> Listing:
^^^^^^^^

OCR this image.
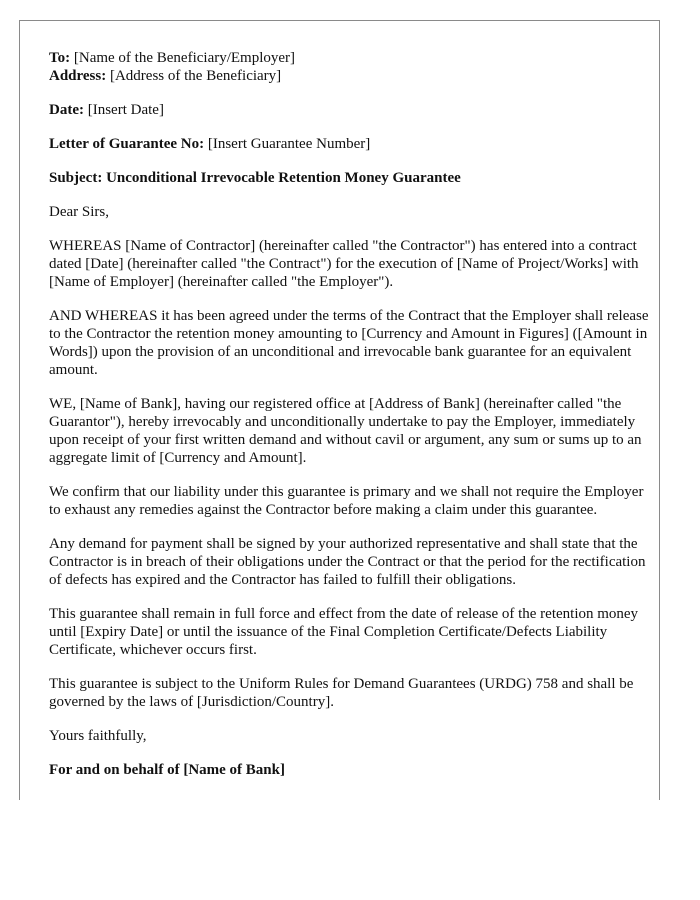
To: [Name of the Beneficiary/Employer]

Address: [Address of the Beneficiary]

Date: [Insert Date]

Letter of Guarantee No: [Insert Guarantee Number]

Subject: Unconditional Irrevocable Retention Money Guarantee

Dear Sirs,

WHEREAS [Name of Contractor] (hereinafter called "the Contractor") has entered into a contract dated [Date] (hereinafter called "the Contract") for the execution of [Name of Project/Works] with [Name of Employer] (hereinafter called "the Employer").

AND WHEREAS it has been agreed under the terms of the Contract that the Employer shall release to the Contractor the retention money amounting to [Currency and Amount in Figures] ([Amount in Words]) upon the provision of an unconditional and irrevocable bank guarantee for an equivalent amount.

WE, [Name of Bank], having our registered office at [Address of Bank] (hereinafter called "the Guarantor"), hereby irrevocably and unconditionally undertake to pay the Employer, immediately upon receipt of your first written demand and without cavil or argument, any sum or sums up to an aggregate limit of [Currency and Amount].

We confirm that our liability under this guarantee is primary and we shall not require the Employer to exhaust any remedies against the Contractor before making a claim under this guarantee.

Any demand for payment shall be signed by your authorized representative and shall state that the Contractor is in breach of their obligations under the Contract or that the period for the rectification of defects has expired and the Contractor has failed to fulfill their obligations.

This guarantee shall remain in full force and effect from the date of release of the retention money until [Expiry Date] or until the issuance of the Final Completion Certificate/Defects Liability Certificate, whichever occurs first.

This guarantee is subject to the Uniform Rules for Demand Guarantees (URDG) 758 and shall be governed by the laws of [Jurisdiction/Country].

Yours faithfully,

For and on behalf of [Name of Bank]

^^^^^^^^

> Given task:
Leave out the pictures and output the rest of the material exactly as written.

> The answer:
OCR this image.
To: [Name of the Beneficiary/Employer]

Address: [Address of the Beneficiary]

Date: [Insert Date]

Letter of Guarantee No: [Insert Guarantee Number]

Subject: Unconditional Irrevocable Retention Money Guarantee

Dear Sirs,

WHEREAS [Name of Contractor] (hereinafter called "the Contractor") has entered into a contract dated [Date] (hereinafter called "the Contract") for the execution of [Name of Project/Works] with [Name of Employer] (hereinafter called "the Employer").

AND WHEREAS it has been agreed under the terms of the Contract that the Employer shall release to the Contractor the retention money amounting to [Currency and Amount in Figures] ([Amount in Words]) upon the provision of an unconditional and irrevocable bank guarantee for an equivalent amount.

WE, [Name of Bank], having our registered office at [Address of Bank] (hereinafter called "the Guarantor"), hereby irrevocably and unconditionally undertake to pay the Employer, immediately upon receipt of your first written demand and without cavil or argument, any sum or sums up to an aggregate limit of [Currency and Amount].

We confirm that our liability under this guarantee is primary and we shall not require the Employer to exhaust any remedies against the Contractor before making a claim under this guarantee.

Any demand for payment shall be signed by your authorized representative and shall state that the Contractor is in breach of their obligations under the Contract or that the period for the rectification of defects has expired and the Contractor has failed to fulfill their obligations.

This guarantee shall remain in full force and effect from the date of release of the retention money until [Expiry Date] or until the issuance of the Final Completion Certificate/Defects Liability Certificate, whichever occurs first.

This guarantee is subject to the Uniform Rules for Demand Guarantees (URDG) 758 and shall be governed by the laws of [Jurisdiction/Country].

Yours faithfully,

For and on behalf of [Name of Bank]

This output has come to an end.